- **Material to process**:

========================================================================

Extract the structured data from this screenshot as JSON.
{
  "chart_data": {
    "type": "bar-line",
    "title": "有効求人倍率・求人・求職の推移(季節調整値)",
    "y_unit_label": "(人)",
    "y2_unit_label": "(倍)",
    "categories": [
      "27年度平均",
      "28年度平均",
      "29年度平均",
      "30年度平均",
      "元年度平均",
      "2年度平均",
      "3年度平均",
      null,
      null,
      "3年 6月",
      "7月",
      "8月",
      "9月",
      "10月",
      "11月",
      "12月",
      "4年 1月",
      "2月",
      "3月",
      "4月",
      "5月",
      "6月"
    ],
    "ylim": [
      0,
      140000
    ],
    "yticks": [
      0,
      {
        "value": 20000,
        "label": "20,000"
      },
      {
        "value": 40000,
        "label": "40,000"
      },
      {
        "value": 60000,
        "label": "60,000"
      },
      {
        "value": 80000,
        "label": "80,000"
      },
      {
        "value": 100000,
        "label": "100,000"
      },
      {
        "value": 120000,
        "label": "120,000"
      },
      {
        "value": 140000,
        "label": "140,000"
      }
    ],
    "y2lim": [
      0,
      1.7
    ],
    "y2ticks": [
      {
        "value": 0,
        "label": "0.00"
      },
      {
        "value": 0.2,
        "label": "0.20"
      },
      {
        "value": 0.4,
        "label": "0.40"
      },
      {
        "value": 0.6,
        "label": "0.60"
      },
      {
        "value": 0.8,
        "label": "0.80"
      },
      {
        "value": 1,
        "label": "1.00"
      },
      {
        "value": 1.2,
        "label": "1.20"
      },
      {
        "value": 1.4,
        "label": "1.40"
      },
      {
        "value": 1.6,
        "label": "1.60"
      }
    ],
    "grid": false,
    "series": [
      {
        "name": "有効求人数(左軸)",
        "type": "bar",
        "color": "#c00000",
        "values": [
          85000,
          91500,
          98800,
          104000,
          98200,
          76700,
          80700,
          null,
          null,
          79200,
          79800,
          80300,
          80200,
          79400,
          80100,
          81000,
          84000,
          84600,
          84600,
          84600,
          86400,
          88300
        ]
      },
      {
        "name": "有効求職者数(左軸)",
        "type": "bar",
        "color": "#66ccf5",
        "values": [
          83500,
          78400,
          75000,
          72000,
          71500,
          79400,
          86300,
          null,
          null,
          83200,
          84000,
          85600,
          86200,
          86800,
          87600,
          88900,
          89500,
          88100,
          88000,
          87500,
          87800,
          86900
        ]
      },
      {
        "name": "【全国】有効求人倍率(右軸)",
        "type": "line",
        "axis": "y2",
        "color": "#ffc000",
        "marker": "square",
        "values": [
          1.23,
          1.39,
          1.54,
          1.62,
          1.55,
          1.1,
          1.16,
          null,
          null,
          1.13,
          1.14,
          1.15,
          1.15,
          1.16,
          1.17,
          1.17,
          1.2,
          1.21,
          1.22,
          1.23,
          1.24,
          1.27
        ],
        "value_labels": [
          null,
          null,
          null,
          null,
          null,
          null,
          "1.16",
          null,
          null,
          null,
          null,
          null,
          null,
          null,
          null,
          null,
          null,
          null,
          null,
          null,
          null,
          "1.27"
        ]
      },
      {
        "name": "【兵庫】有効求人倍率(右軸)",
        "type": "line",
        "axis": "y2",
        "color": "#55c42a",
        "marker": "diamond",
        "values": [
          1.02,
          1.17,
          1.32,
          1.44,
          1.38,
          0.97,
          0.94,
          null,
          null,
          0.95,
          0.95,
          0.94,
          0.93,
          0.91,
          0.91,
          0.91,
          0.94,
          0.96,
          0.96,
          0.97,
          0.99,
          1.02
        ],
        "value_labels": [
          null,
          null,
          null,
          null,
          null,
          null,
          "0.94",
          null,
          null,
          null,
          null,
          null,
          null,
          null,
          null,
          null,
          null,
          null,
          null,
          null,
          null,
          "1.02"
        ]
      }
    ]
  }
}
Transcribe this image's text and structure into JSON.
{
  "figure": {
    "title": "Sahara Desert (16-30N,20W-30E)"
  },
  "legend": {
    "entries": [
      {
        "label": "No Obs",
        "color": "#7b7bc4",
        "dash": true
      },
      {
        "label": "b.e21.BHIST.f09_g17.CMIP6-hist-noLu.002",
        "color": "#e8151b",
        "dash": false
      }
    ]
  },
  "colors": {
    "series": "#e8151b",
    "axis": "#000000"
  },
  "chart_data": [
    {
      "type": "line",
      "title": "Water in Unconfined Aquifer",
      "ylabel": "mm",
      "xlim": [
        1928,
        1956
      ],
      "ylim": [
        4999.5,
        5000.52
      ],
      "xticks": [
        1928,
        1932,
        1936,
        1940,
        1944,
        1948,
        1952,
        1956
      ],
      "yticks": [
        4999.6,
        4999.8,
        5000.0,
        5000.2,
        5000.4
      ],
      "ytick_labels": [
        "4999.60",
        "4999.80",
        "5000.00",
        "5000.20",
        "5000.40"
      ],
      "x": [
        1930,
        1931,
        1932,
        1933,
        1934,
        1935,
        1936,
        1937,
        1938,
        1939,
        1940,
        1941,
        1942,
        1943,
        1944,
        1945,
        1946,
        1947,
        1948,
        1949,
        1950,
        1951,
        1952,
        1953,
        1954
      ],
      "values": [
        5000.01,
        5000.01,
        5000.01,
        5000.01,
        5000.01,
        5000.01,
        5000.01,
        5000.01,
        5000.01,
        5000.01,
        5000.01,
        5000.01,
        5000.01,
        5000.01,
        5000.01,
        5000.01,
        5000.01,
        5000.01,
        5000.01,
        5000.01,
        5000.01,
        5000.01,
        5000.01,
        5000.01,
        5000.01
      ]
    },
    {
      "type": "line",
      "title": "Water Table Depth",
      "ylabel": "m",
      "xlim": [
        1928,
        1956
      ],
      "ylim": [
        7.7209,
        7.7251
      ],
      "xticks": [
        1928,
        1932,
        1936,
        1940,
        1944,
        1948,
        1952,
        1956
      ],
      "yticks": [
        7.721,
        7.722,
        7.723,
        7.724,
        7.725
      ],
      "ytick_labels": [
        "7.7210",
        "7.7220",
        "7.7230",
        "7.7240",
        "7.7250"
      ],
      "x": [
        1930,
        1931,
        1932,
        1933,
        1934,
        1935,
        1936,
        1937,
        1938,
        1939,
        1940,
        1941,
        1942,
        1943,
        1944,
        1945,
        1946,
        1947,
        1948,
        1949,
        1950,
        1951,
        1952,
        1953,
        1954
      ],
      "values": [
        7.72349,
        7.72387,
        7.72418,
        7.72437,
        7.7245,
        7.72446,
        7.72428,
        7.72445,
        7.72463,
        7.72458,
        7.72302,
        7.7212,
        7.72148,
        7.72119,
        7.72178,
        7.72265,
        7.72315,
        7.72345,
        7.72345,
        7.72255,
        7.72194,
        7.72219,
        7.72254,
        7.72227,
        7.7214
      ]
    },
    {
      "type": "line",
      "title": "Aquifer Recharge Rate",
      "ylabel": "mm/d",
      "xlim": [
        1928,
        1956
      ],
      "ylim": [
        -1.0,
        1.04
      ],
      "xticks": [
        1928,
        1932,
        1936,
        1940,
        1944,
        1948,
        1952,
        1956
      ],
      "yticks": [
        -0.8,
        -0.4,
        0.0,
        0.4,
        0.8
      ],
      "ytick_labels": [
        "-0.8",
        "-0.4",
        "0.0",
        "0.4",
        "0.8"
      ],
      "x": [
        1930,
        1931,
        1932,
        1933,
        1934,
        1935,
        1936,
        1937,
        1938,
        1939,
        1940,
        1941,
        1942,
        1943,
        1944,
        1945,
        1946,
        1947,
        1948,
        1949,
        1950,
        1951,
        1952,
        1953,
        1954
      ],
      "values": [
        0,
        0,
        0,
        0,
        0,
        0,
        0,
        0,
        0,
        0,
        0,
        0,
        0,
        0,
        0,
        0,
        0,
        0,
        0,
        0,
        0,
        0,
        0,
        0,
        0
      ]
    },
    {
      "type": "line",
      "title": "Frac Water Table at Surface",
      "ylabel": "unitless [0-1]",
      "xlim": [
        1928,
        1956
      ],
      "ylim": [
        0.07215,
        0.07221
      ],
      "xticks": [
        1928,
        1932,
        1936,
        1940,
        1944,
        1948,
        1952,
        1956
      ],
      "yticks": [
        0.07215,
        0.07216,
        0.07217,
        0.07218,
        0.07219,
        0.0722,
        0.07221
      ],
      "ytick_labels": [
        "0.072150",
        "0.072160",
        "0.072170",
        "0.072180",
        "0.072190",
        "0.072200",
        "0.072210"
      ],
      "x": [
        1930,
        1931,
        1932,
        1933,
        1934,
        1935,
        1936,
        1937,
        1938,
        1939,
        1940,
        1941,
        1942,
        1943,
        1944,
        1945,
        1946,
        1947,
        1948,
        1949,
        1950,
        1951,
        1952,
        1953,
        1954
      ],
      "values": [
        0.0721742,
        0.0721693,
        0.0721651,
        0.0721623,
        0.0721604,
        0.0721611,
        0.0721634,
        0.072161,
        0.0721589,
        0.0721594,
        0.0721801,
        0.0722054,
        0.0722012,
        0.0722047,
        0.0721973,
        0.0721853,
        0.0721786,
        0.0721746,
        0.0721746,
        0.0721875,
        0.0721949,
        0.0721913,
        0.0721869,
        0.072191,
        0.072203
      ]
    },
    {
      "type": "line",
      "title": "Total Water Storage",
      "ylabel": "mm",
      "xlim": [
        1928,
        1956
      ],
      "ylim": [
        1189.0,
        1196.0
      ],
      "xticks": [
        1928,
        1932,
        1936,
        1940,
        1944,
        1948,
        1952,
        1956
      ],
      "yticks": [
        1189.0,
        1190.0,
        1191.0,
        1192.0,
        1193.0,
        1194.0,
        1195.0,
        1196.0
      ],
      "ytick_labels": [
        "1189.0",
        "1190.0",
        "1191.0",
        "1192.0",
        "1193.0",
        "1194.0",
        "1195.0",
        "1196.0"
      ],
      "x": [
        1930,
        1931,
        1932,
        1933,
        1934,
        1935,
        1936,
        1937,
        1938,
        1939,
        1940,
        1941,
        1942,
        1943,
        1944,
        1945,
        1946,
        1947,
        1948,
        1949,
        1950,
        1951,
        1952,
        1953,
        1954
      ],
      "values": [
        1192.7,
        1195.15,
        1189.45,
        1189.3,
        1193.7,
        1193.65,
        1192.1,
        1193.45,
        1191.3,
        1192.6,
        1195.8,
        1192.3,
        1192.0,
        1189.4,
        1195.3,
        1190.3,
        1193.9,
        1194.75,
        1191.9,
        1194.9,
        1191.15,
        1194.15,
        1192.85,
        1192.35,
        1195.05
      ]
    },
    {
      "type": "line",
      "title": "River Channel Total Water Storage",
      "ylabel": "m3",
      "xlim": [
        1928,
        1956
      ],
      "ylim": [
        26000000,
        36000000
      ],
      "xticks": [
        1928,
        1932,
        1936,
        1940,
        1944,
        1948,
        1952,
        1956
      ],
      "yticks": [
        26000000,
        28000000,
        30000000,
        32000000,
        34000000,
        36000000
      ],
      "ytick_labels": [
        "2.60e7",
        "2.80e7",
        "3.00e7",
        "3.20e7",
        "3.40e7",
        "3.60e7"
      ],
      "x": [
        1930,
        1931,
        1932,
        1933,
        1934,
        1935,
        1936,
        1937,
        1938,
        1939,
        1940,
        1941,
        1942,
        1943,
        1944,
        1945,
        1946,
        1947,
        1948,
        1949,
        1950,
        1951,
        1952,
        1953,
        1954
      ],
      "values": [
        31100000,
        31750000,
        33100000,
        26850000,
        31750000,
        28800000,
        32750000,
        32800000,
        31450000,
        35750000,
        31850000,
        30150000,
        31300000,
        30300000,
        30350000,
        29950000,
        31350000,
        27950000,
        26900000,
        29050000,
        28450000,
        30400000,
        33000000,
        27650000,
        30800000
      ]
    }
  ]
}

========================================================================

- **Requirements**:
Of the lines above, how many include the word "this"? Reply with the number only.

- **Written answer**:
2